----- Material shown

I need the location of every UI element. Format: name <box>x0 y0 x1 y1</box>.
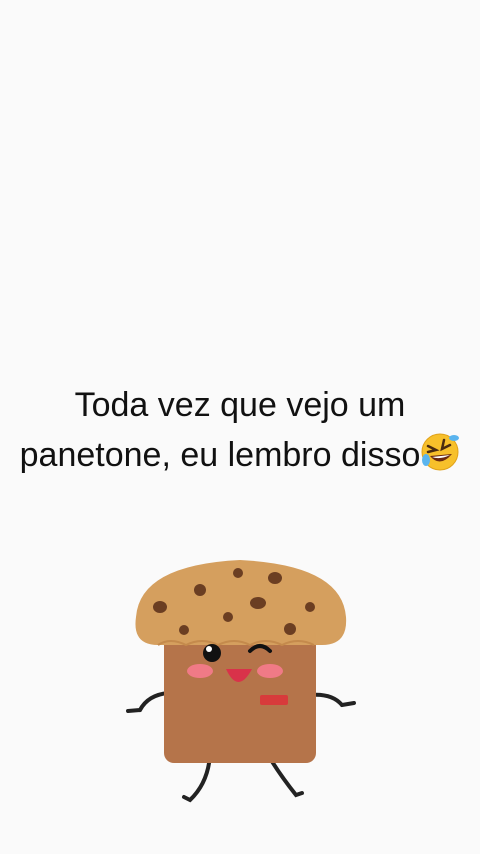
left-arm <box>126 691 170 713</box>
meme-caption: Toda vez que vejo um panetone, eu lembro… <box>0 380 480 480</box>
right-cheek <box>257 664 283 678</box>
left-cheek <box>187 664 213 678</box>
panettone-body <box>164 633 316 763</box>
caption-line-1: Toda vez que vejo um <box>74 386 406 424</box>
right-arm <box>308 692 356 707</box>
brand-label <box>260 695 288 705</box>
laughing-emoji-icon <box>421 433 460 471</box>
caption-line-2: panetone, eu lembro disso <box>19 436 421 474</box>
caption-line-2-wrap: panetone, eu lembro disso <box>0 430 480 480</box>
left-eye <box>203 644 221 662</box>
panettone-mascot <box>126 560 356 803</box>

----------

_Aim of the exercise_
Return, character for character, the stretch of the records from the line containing "left-arm <box>126 691 170 713</box>" through the line containing "caption-line-1: Toda vez", with both of those lines included.

_Reply to the task_
left-arm <box>126 691 170 713</box>
meme-caption: Toda vez que vejo um panetone, eu lembro… <box>0 380 480 480</box>
right-cheek <box>257 664 283 678</box>
left-cheek <box>187 664 213 678</box>
panettone-body <box>164 633 316 763</box>
caption-line-1: Toda vez que vejo um <box>74 386 406 424</box>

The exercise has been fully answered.